* Written request
Copy each line exactly. Drop every picture.
>>>>>
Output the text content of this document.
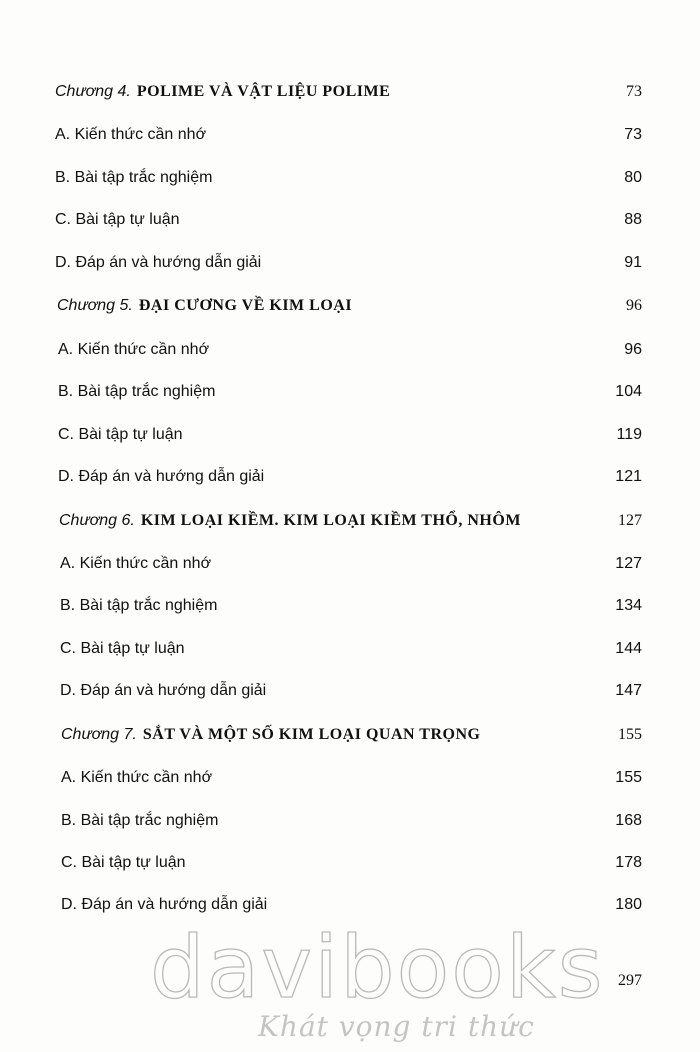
Chương 4. POLIME VÀ VẬT LIỆU POLIME	73
A. Kiến thức cần nhớ	73
B. Bài tập trắc nghiệm	80
C. Bài tập tự luận	88
D. Đáp án và hướng dẫn giải	91
Chương 5. ĐẠI CƯƠNG VỀ KIM LOẠI	96
A. Kiến thức cần nhớ	96
B. Bài tập trắc nghiệm	104
C. Bài tập tự luận	119
D. Đáp án và hướng dẫn giải	121
Chương 6. KIM LOẠI KIỀM. KIM LOẠI KIỀM THỔ, NHÔM	127
A. Kiến thức cần nhớ	127
B. Bài tập trắc nghiệm	134
C. Bài tập tự luận	144
D. Đáp án và hướng dẫn giải	147
Chương 7. SẮT VÀ MỘT SỐ KIM LOẠI QUAN TRỌNG	155
A. Kiến thức cần nhớ	155
B. Bài tập trắc nghiệm	168
C. Bài tập tự luận	178
D. Đáp án và hướng dẫn giải	180
davibooks 297
Khát vọng tri thức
<<<<<
* The completed task
Output the text content of this document.
Chương 4. POLIME VÀ VẬT LIỆU POLIME	73
A. Kiến thức cần nhớ	73
B. Bài tập trắc nghiệm	80
C. Bài tập tự luận	88
D. Đáp án và hướng dẫn giải	91
Chương 5. ĐẠI CƯƠNG VỀ KIM LOẠI	96
A. Kiến thức cần nhớ	96
B. Bài tập trắc nghiệm	104
C. Bài tập tự luận	119
D. Đáp án và hướng dẫn giải	121
Chương 6. KIM LOẠI KIỀM. KIM LOẠI KIỀM THỔ, NHÔM	127
A. Kiến thức cần nhớ	127
B. Bài tập trắc nghiệm	134
C. Bài tập tự luận	144
D. Đáp án và hướng dẫn giải	147
Chương 7. SẮT VÀ MỘT SỐ KIM LOẠI QUAN TRỌNG	155
A. Kiến thức cần nhớ	155
B. Bài tập trắc nghiệm	168
C. Bài tập tự luận	178
D. Đáp án và hướng dẫn giải	180
davibooks 297
Khát vọng tri thức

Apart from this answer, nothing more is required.